* **Was zu tun ist**
Überarbeite den Text zu Sarkozys Pressekonferenz von „Barroso will Frankreichs“ bis „sagte Nicolas Sarkozy.“ und setze dabei überall „Sarkozy“ statt „Nicolas Sarkozy“ ein.

Jose Manuel Barroso (Foto: AP)
Barroso will Frankreichs Politik prüfenBild: AP

Nicolas Sarkozy behauptete zwar bei seiner Pressekonferenz, er sei ganz ruhig. Man konnte aus Mimik und Gestik des agilen Präsidenten aber lesen, dass er innerlich kochte. Er kündigte an, die Abschiebungen fortzusetzen. Frankreich habe die Aufgabe, seine Bürger zu schützen, und halte sich natürlich an EU-Recht. Die Abschiebung von Roma, die die öffentliche Ordnung störten, sei von den EU-Gesetzen zur Freizügigkeit und zur freien Wahl des Wohnortes gedeckt. Die französische Polizei hatte im Sommer mehrere hundert illegale Roma-Lager geräumt, weil von ihnen Kriminalität ausgehe. "Stellen Sie sich mal vor, französische Staatsbürger würden in Rumänien ein Lager in der Nähe von Bukarest ohne Genehmigung einrichten. Sie würden ausgewiesen von der rumänischen Polizei und das wäre richtig so", sagte Nicolas Sarkozy.

* **Bereitgestellte Daten**
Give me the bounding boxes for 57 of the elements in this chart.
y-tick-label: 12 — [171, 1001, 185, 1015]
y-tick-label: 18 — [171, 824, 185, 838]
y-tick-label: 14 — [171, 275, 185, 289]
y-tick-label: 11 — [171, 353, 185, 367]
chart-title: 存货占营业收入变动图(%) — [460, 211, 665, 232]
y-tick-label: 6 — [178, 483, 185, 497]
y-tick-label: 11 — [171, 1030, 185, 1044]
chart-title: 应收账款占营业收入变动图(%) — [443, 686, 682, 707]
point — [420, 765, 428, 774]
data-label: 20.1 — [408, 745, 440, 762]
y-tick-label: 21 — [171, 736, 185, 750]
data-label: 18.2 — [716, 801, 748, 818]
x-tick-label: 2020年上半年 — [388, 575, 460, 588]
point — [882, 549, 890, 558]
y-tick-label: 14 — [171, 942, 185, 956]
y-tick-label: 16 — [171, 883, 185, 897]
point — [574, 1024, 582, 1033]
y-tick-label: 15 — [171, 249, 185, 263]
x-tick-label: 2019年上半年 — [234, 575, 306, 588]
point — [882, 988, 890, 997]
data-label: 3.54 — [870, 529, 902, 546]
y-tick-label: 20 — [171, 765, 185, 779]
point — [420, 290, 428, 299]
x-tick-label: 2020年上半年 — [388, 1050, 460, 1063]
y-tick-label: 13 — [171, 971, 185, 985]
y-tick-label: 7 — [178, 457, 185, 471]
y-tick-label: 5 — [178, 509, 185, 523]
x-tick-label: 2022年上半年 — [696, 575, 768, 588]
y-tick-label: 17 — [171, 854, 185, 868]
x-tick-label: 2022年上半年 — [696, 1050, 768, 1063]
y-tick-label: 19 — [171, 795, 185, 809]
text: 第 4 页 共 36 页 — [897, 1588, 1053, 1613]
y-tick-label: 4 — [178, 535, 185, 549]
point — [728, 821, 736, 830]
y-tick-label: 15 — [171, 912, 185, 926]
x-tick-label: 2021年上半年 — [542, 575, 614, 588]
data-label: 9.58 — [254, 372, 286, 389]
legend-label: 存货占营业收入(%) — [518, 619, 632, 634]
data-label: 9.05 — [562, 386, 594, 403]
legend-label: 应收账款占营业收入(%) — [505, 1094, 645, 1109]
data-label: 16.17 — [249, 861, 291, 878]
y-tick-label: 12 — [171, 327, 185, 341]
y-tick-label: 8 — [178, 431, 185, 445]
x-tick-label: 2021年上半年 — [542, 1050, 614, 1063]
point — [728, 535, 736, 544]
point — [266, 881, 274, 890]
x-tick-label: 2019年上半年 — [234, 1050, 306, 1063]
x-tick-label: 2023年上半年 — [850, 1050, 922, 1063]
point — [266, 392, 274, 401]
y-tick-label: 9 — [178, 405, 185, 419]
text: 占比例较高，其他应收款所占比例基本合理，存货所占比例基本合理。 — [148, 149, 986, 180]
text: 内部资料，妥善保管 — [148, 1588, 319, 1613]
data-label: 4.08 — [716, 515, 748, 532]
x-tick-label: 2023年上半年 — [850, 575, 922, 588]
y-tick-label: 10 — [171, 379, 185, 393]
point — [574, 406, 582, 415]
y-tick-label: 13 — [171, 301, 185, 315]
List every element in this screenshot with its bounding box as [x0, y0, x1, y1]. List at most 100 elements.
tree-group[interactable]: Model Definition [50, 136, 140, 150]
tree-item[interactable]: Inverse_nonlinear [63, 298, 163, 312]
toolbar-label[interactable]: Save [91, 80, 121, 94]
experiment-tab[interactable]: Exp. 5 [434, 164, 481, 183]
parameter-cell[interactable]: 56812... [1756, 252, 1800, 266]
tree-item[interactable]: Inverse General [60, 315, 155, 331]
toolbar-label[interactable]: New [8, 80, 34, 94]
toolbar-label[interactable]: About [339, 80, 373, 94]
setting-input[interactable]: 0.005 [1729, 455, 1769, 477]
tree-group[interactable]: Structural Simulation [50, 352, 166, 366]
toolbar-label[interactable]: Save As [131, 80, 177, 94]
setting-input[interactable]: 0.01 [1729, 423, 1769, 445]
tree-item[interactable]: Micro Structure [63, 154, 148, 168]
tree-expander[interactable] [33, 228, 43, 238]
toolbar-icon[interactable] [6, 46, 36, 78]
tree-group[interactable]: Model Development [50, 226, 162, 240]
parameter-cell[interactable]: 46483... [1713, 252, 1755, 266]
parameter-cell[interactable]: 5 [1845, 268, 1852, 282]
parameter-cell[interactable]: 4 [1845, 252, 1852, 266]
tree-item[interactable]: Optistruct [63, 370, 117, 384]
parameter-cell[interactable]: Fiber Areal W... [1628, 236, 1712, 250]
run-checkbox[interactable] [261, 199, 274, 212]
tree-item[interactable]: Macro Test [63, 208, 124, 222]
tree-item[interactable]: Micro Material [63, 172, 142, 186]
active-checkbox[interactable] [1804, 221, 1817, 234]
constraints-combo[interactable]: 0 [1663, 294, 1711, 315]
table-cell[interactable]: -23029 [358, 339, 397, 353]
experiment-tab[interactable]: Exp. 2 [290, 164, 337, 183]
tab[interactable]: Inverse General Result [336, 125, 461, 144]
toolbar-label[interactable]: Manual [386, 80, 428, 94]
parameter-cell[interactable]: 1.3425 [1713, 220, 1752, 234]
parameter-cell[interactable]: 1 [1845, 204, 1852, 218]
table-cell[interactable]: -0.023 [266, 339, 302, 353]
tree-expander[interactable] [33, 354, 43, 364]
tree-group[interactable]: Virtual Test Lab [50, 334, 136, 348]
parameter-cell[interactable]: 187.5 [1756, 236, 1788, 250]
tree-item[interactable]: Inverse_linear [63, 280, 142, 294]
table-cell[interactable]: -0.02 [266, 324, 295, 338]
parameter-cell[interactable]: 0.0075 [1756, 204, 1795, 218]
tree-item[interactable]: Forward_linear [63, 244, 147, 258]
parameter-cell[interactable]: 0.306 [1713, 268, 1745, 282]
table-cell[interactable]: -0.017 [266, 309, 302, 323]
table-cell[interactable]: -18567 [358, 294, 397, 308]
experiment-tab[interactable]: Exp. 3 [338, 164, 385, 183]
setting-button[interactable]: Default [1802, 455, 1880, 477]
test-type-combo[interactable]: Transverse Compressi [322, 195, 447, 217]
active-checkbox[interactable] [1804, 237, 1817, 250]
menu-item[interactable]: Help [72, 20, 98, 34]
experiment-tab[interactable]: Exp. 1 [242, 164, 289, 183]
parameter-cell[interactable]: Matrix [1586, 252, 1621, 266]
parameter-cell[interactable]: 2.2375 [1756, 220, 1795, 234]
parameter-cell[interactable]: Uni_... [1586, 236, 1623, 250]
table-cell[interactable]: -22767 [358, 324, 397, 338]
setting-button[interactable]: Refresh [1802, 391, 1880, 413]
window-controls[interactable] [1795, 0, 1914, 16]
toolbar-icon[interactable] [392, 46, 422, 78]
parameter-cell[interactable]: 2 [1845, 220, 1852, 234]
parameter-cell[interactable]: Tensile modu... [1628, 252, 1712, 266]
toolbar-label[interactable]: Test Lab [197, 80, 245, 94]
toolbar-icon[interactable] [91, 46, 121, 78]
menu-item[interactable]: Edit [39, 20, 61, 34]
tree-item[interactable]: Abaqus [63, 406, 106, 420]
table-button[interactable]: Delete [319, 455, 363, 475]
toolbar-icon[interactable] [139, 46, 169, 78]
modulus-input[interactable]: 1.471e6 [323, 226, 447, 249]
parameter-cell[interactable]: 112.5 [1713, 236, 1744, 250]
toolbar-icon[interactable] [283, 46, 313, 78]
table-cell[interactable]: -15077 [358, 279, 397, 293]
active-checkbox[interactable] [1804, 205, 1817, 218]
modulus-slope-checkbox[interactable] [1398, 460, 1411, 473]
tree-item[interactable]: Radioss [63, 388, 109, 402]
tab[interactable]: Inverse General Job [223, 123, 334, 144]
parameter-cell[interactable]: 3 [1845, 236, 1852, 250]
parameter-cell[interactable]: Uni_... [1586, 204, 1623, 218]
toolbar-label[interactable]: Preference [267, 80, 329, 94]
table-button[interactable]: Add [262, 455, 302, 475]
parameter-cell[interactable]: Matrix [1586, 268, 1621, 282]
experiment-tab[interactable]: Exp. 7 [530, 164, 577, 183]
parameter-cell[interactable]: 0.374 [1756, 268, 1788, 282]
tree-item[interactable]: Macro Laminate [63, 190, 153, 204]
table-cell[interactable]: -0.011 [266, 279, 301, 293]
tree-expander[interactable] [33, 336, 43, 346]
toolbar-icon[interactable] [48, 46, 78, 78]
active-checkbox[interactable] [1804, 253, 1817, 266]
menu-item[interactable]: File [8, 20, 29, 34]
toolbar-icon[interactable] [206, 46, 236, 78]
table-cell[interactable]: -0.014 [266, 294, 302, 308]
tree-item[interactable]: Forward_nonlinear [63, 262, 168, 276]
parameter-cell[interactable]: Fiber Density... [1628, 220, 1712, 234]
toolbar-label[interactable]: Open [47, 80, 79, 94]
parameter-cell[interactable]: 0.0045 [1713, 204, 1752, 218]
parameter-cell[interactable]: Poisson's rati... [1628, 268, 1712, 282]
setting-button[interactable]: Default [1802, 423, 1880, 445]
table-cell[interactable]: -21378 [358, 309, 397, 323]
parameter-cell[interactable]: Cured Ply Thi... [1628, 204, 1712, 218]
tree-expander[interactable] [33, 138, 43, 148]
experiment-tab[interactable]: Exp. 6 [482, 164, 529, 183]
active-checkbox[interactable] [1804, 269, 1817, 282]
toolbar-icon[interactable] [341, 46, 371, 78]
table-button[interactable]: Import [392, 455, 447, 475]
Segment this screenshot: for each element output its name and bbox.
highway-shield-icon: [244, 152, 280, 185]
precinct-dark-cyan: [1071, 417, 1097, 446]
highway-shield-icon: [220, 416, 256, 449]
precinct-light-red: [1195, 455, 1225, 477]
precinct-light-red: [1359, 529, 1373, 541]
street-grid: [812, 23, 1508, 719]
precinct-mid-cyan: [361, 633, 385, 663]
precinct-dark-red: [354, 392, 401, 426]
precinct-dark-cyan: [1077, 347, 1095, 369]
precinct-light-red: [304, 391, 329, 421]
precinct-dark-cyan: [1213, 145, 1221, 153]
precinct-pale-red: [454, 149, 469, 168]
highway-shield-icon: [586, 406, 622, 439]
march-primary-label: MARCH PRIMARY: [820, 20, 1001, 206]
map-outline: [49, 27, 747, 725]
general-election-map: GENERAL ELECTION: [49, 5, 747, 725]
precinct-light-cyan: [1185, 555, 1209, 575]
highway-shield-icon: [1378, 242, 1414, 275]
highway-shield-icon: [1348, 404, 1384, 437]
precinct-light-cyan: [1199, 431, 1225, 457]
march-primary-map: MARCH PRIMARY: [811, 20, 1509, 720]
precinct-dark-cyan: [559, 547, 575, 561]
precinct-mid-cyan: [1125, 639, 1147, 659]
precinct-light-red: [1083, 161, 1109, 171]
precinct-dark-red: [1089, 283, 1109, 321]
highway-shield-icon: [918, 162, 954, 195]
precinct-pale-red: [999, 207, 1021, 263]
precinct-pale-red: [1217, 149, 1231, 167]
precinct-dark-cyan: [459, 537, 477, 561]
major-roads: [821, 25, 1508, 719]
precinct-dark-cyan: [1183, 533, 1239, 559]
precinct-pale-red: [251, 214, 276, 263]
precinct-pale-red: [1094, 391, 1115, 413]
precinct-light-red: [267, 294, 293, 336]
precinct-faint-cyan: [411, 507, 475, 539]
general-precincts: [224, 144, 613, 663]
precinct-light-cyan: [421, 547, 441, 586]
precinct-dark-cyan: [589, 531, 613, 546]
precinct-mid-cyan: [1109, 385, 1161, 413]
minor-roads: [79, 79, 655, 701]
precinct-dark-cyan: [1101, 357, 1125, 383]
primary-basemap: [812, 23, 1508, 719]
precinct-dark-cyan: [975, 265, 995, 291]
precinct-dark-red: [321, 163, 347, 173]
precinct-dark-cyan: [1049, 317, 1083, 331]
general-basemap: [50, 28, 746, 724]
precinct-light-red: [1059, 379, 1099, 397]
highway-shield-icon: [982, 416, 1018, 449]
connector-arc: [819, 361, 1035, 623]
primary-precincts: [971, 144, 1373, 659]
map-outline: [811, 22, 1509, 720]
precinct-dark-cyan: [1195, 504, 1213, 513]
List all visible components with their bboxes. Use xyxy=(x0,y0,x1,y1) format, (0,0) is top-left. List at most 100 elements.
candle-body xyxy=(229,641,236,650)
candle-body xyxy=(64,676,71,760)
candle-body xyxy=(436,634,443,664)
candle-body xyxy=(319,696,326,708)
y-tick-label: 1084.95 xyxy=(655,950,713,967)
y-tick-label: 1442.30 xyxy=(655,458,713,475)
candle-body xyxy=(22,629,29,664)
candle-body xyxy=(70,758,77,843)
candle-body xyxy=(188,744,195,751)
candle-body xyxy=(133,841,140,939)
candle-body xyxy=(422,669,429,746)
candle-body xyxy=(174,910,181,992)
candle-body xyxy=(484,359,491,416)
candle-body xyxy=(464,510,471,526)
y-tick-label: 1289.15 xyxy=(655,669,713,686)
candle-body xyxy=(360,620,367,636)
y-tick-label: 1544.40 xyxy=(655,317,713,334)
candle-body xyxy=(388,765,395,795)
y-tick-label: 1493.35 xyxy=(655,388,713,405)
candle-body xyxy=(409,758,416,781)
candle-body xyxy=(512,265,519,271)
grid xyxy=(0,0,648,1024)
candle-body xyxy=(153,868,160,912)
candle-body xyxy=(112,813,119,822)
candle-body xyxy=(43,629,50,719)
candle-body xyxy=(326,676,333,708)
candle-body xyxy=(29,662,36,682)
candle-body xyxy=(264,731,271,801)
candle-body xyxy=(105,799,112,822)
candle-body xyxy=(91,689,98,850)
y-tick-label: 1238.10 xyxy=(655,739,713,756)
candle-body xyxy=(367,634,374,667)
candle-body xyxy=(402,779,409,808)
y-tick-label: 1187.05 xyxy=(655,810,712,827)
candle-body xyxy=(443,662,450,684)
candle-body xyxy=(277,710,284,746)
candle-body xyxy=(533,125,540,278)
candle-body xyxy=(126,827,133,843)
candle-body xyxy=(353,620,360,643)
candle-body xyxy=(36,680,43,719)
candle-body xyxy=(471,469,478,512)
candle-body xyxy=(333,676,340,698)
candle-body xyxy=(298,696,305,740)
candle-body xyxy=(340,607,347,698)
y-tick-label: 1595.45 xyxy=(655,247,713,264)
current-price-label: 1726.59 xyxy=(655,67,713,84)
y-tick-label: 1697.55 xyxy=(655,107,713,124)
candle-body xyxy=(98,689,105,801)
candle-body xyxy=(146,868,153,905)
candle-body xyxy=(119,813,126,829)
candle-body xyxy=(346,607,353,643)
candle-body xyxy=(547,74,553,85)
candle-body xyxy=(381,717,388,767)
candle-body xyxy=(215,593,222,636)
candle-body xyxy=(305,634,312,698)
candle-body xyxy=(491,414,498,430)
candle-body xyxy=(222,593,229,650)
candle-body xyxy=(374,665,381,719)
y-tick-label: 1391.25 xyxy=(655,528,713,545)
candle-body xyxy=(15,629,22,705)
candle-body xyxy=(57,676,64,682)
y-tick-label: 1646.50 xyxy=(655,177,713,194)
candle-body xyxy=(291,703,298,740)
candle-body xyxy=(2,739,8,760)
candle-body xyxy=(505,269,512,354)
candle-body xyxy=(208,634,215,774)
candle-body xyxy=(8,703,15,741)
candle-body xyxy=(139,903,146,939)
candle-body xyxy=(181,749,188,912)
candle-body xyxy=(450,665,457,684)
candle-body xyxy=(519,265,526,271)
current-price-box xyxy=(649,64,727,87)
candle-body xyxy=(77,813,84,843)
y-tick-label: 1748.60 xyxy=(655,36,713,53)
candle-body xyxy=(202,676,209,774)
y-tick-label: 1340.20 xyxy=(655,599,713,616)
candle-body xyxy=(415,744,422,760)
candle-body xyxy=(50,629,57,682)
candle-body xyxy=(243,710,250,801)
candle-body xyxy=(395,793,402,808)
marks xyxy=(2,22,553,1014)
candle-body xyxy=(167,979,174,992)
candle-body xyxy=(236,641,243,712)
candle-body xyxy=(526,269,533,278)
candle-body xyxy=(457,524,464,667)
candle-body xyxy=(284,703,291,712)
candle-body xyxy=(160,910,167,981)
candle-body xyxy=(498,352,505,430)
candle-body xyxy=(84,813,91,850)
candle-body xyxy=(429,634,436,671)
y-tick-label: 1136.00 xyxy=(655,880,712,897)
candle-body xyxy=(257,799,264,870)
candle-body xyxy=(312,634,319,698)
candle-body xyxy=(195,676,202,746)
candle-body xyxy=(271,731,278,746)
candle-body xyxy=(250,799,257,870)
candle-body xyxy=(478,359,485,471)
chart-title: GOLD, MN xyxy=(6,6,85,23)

* **Antwort unten**
Barroso will Frankreichs Politik prüfenBild: AP

Sarkozy behauptete zwar bei seiner Pressekonferenz, er sei ganz ruhig. Man konnte aus Mimik und Gestik des agilen Präsidenten aber lesen, dass er innerlich kochte. Er kündigte an, die Abschiebungen fortzusetzen. Frankreich habe die Aufgabe, seine Bürger zu schützen, und halte sich natürlich an EU-Recht. Die Abschiebung von Roma, die die öffentliche Ordnung störten, sei von den EU-Gesetzen zur Freizügigkeit und zur freien Wahl des Wohnortes gedeckt. Die französische Polizei hatte im Sommer mehrere hundert illegale Roma-Lager geräumt, weil von ihnen Kriminalität ausgehe. "Stellen Sie sich mal vor, französische Staatsbürger würden in Rumänien ein Lager in der Nähe von Bukarest ohne Genehmigung einrichten. Sie würden ausgewiesen von der rumänischen Polizei und das wäre richtig so", sagte Sarkozy.